* Problem description
Gather all lines in the data that hold the string "Fufang".
* Begin Listed entries *
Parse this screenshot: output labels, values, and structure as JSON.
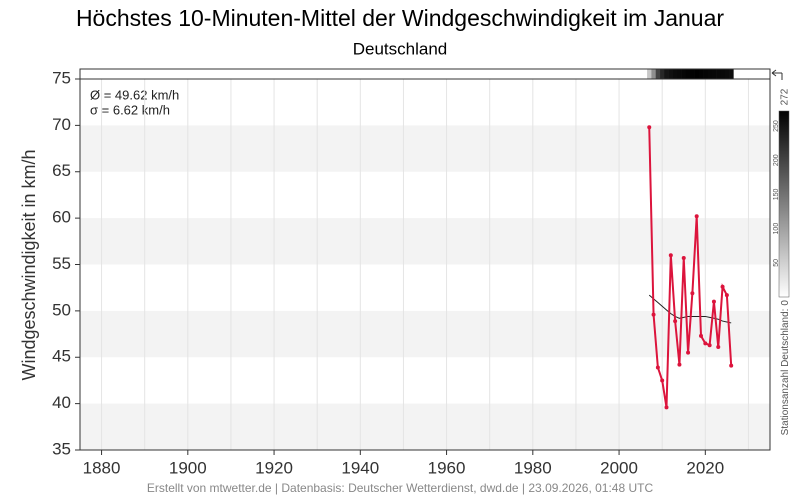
{
  "chart_data": {
    "type": "line",
    "title": "Höchstes 10-Minuten-Mittel der Windgeschwindigkeit im Januar",
    "subtitle": "Deutschland",
    "y_label": "Windgeschwindigkeit in km/h",
    "annotations": [
      "Ø = 49.62 km/h",
      "σ = 6.62 km/h"
    ],
    "footer": "Erstellt von mtwetter.de | Datenbasis: Deutscher Wetterdienst, dwd.de | 23.09.2026, 01:48 UTC",
    "x": [
      2007,
      2008,
      2009,
      2010,
      2011,
      2012,
      2013,
      2014,
      2015,
      2016,
      2017,
      2018,
      2019,
      2020,
      2021,
      2022,
      2023,
      2024,
      2025,
      2026
    ],
    "series": [
      {
        "color": "#dc143c",
        "values": [
          69.8,
          49.6,
          43.9,
          42.5,
          39.6,
          56.0,
          48.9,
          44.2,
          55.7,
          45.5,
          51.9,
          60.2,
          47.3,
          46.5,
          46.3,
          51.0,
          46.1,
          52.6,
          51.7,
          44.1
        ]
      }
    ],
    "trend": {
      "color": "#222222",
      "values": [
        51.7,
        51.3,
        50.9,
        50.5,
        50.1,
        49.7,
        49.4,
        49.2,
        49.3,
        49.4,
        49.4,
        49.4,
        49.4,
        49.4,
        49.3,
        49.2,
        49.1,
        48.9,
        48.8,
        48.7
      ]
    },
    "station_counts": [
      60,
      120,
      200,
      230,
      250,
      255,
      260,
      262,
      265,
      268,
      270,
      272,
      270,
      268,
      266,
      265,
      264,
      262,
      260,
      258
    ],
    "colorbar": {
      "label": "Stationsanzahl Deutschland:",
      "clim": [
        0,
        272
      ],
      "ticks": [
        50,
        100,
        150,
        200,
        250
      ]
    },
    "xlim": [
      1875,
      2035
    ],
    "xticks": [
      1880,
      1900,
      1920,
      1940,
      1960,
      1980,
      2000,
      2020
    ],
    "xgrid": [
      1880,
      1890,
      1900,
      1910,
      1920,
      1930,
      1940,
      1950,
      1960,
      1970,
      1980,
      1990,
      2000,
      2010,
      2020,
      2030
    ],
    "ylim": [
      35,
      75
    ],
    "yticks": [
      35,
      40,
      45,
      50,
      55,
      60,
      65,
      70,
      75
    ],
    "banded_grid": true
  }
}
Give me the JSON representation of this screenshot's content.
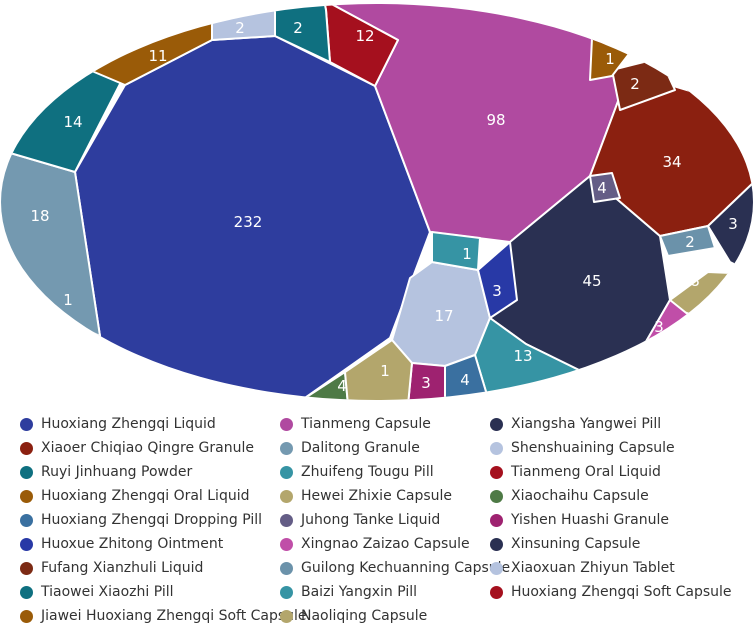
{
  "chart_data": {
    "type": "voronoi-treemap",
    "title": "",
    "series": [
      {
        "name": "Huoxiang Zhengqi Liquid",
        "color": "#2e3d9e",
        "cells": [
          232
        ]
      },
      {
        "name": "Tianmeng Capsule",
        "color": "#b04aa0",
        "cells": [
          98
        ]
      },
      {
        "name": "Xiangsha Yangwei Pill",
        "color": "#2a3052",
        "cells": [
          45,
          3
        ]
      },
      {
        "name": "Xiaoer Chiqiao Qingre Granule",
        "color": "#8b2010",
        "cells": [
          34,
          2
        ]
      },
      {
        "name": "Dalitong Granule",
        "color": "#7499b0",
        "cells": [
          18,
          2
        ]
      },
      {
        "name": "Shenshuaining Capsule",
        "color": "#b5c3df",
        "cells": [
          17,
          2
        ]
      },
      {
        "name": "Ruyi Jinhuang Powder",
        "color": "#0f7080",
        "cells": [
          14
        ]
      },
      {
        "name": "Zhuifeng Tougu Pill",
        "color": "#3694a4",
        "cells": [
          13,
          1
        ]
      },
      {
        "name": "Tianmeng Oral Liquid",
        "color": "#a5101e",
        "cells": [
          12
        ]
      },
      {
        "name": "Huoxiang Zhengqi Oral Liquid",
        "color": "#9a5b08",
        "cells": [
          11
        ]
      },
      {
        "name": "Hewei Zhixie Capsule",
        "color": "#b3a66c",
        "cells": [
          8
        ]
      },
      {
        "name": "Xiaochaihu Capsule",
        "color": "#4e7a46",
        "cells": [
          4
        ]
      },
      {
        "name": "Huoxiang Zhengqi Dropping Pill",
        "color": "#3a70a0",
        "cells": [
          4
        ]
      },
      {
        "name": "Juhong Tanke Liquid",
        "color": "#645d86",
        "cells": [
          4
        ]
      },
      {
        "name": "Yishen Huashi Granule",
        "color": "#9e2270",
        "cells": [
          3
        ]
      },
      {
        "name": "Huoxue Zhitong Ointment",
        "color": "#2839a6",
        "cells": [
          3
        ]
      },
      {
        "name": "Xingnao Zaizao Capsule",
        "color": "#c04ea8",
        "cells": [
          3
        ]
      },
      {
        "name": "Xinsuning Capsule",
        "color": "#2a3052",
        "cells": [
          3
        ]
      },
      {
        "name": "Fufang Xianzhuli Liquid",
        "color": "#7c2a14",
        "cells": [
          2
        ]
      },
      {
        "name": "Guilong Kechuanning Capsule",
        "color": "#6b92aa",
        "cells": [
          2
        ]
      },
      {
        "name": "Xiaoxuan Zhiyun Tablet",
        "color": "#b5c3df",
        "cells": [
          2
        ]
      },
      {
        "name": "Tiaowei Xiaozhi Pill",
        "color": "#0f7080",
        "cells": [
          2
        ]
      },
      {
        "name": "Baizi Yangxin Pill",
        "color": "#3694a4",
        "cells": [
          1
        ]
      },
      {
        "name": "Huoxiang Zhengqi Soft Capsule",
        "color": "#a5101e",
        "cells": [
          1
        ]
      },
      {
        "name": "Jiawei Huoxiang Zhengqi Soft Capsule",
        "color": "#9a5b08",
        "cells": [
          1
        ]
      },
      {
        "name": "Naoliqing Capsule",
        "color": "#b3a66c",
        "cells": [
          1
        ]
      }
    ],
    "cells": [
      {
        "value": 232,
        "color": "#2e3d9e"
      },
      {
        "value": 98,
        "color": "#b04aa0"
      },
      {
        "value": 45,
        "color": "#2a3052"
      },
      {
        "value": 34,
        "color": "#8b2010"
      },
      {
        "value": 18,
        "color": "#7499b0"
      },
      {
        "value": 17,
        "color": "#b5c3df"
      },
      {
        "value": 14,
        "color": "#0f7080"
      },
      {
        "value": 13,
        "color": "#3694a4"
      },
      {
        "value": 12,
        "color": "#a5101e"
      },
      {
        "value": 11,
        "color": "#9a5b08"
      },
      {
        "value": 8,
        "color": "#b3a66c"
      },
      {
        "value": 4,
        "color": "#645d86"
      },
      {
        "value": 4,
        "color": "#4e7a46"
      },
      {
        "value": 4,
        "color": "#3a70a0"
      },
      {
        "value": 3,
        "color": "#2a3052"
      },
      {
        "value": 3,
        "color": "#2839a6"
      },
      {
        "value": 3,
        "color": "#9e2270"
      },
      {
        "value": 3,
        "color": "#c04ea8"
      },
      {
        "value": 2,
        "color": "#b5c3df"
      },
      {
        "value": 2,
        "color": "#0f7080"
      },
      {
        "value": 2,
        "color": "#7c2a14"
      },
      {
        "value": 2,
        "color": "#6b92aa"
      },
      {
        "value": 1,
        "color": "#a5101e"
      },
      {
        "value": 1,
        "color": "#9a5b08"
      },
      {
        "value": 1,
        "color": "#3694a4"
      },
      {
        "value": 1,
        "color": "#b3a66c"
      }
    ],
    "legend_position": "bottom",
    "legend_columns": 3
  },
  "legend": [
    [
      {
        "label": "Huoxiang Zhengqi Liquid",
        "color": "#2e3d9e"
      },
      {
        "label": "Tianmeng Capsule",
        "color": "#b04aa0"
      },
      {
        "label": "Xiangsha Yangwei Pill",
        "color": "#2a3052"
      }
    ],
    [
      {
        "label": "Xiaoer Chiqiao Qingre Granule",
        "color": "#8b2010"
      },
      {
        "label": "Dalitong Granule",
        "color": "#7499b0"
      },
      {
        "label": "Shenshuaining Capsule",
        "color": "#b5c3df"
      }
    ],
    [
      {
        "label": "Ruyi Jinhuang Powder",
        "color": "#0f7080"
      },
      {
        "label": "Zhuifeng Tougu Pill",
        "color": "#3694a4"
      },
      {
        "label": "Tianmeng Oral Liquid",
        "color": "#a5101e"
      }
    ],
    [
      {
        "label": "Huoxiang Zhengqi Oral Liquid",
        "color": "#9a5b08"
      },
      {
        "label": "Hewei Zhixie Capsule",
        "color": "#b3a66c"
      },
      {
        "label": "Xiaochaihu Capsule",
        "color": "#4e7a46"
      }
    ],
    [
      {
        "label": "Huoxiang Zhengqi Dropping Pill",
        "color": "#3a70a0"
      },
      {
        "label": "Juhong Tanke Liquid",
        "color": "#645d86"
      },
      {
        "label": "Yishen Huashi Granule",
        "color": "#9e2270"
      }
    ],
    [
      {
        "label": "Huoxue Zhitong Ointment",
        "color": "#2839a6"
      },
      {
        "label": "Xingnao Zaizao Capsule",
        "color": "#c04ea8"
      },
      {
        "label": "Xinsuning Capsule",
        "color": "#2a3052"
      }
    ],
    [
      {
        "label": "Fufang Xianzhuli Liquid",
        "color": "#7c2a14"
      },
      {
        "label": "Guilong Kechuanning Capsule",
        "color": "#6b92aa"
      },
      {
        "label": "Xiaoxuan Zhiyun Tablet",
        "color": "#b5c3df"
      }
    ],
    [
      {
        "label": "Tiaowei Xiaozhi Pill",
        "color": "#0f7080"
      },
      {
        "label": "Baizi Yangxin Pill",
        "color": "#3694a4"
      },
      {
        "label": "Huoxiang Zhengqi Soft Capsule",
        "color": "#a5101e"
      }
    ],
    [
      {
        "label": "Jiawei Huoxiang Zhengqi Soft Capsule",
        "color": "#9a5b08"
      },
      {
        "label": "Naoliqing Capsule",
        "color": "#b3a66c"
      }
    ]
  ]
}
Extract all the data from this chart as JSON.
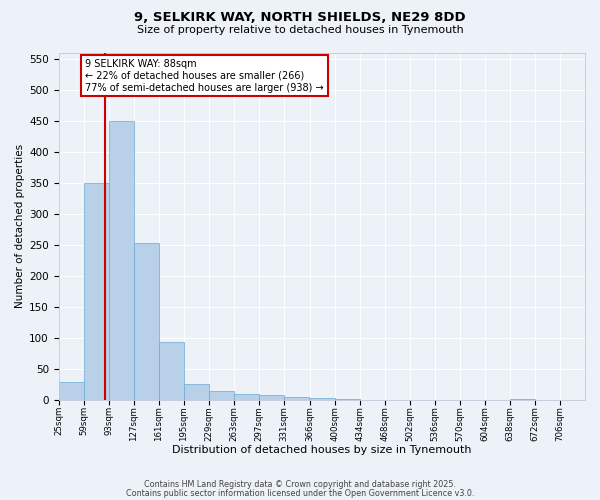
* End Listed entries *
* Answer
        "name": "Fufang Xianzhuli Liquid",
        "label": "Fufang Xianzhuli Liquid",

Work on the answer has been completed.